Written request.
Copy out all the lines where "stacked" shows up.

-*-

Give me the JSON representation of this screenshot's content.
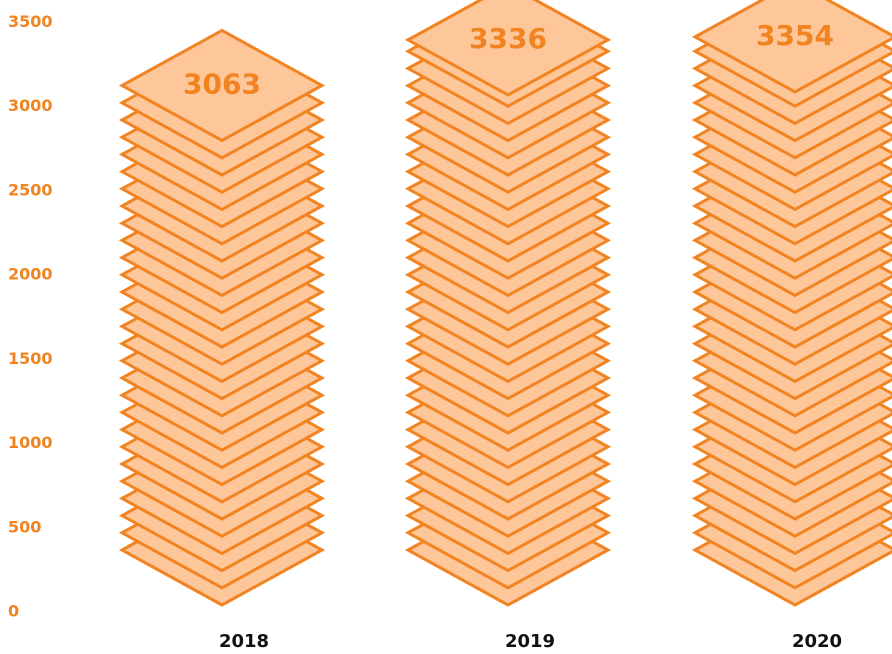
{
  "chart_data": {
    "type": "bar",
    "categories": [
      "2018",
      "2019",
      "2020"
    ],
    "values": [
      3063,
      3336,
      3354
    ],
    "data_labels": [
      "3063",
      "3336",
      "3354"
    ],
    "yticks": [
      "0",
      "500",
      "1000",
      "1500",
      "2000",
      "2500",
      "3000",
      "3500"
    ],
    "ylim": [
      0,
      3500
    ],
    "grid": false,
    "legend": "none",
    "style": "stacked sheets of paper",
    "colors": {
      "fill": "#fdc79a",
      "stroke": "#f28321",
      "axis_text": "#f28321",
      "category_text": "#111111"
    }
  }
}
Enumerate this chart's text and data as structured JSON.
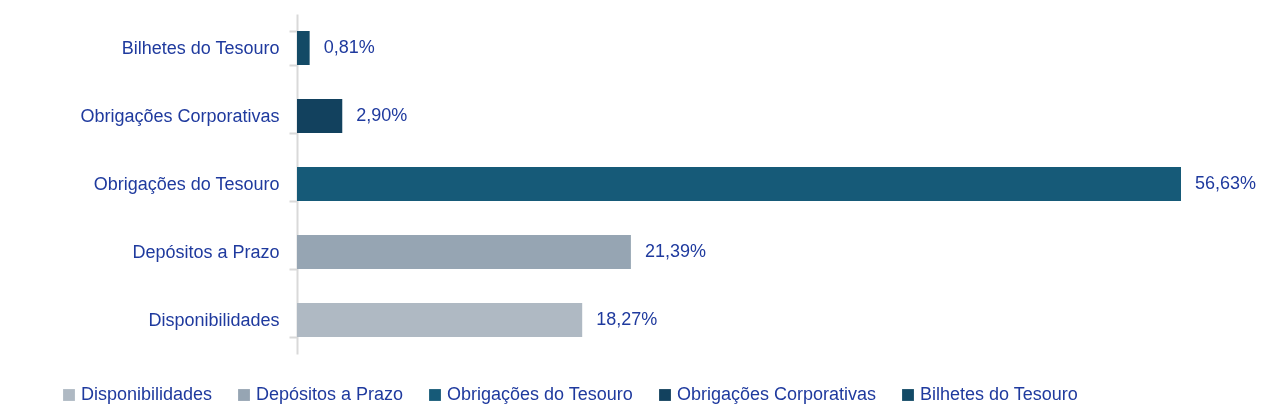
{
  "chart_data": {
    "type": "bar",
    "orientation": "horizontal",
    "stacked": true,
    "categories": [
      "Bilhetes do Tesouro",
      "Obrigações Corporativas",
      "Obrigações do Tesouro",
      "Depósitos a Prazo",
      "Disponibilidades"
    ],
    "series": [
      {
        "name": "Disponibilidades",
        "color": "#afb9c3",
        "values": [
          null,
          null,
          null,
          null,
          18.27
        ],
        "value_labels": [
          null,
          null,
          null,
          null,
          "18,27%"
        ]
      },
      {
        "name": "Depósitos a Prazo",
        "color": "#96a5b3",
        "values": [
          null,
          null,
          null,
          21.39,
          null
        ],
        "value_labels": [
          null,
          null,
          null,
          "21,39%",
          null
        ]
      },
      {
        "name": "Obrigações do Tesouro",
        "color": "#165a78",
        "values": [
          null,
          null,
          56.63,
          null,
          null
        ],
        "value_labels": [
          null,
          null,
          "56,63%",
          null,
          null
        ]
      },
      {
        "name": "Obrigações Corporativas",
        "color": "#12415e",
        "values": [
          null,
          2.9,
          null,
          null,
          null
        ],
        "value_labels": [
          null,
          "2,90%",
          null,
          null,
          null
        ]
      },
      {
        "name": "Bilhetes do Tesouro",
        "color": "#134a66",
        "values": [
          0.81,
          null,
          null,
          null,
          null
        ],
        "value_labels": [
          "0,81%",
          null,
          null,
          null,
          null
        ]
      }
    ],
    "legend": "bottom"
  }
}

-*-

Task response.
    "style": "stacked sheets of paper",
    "stacked": true,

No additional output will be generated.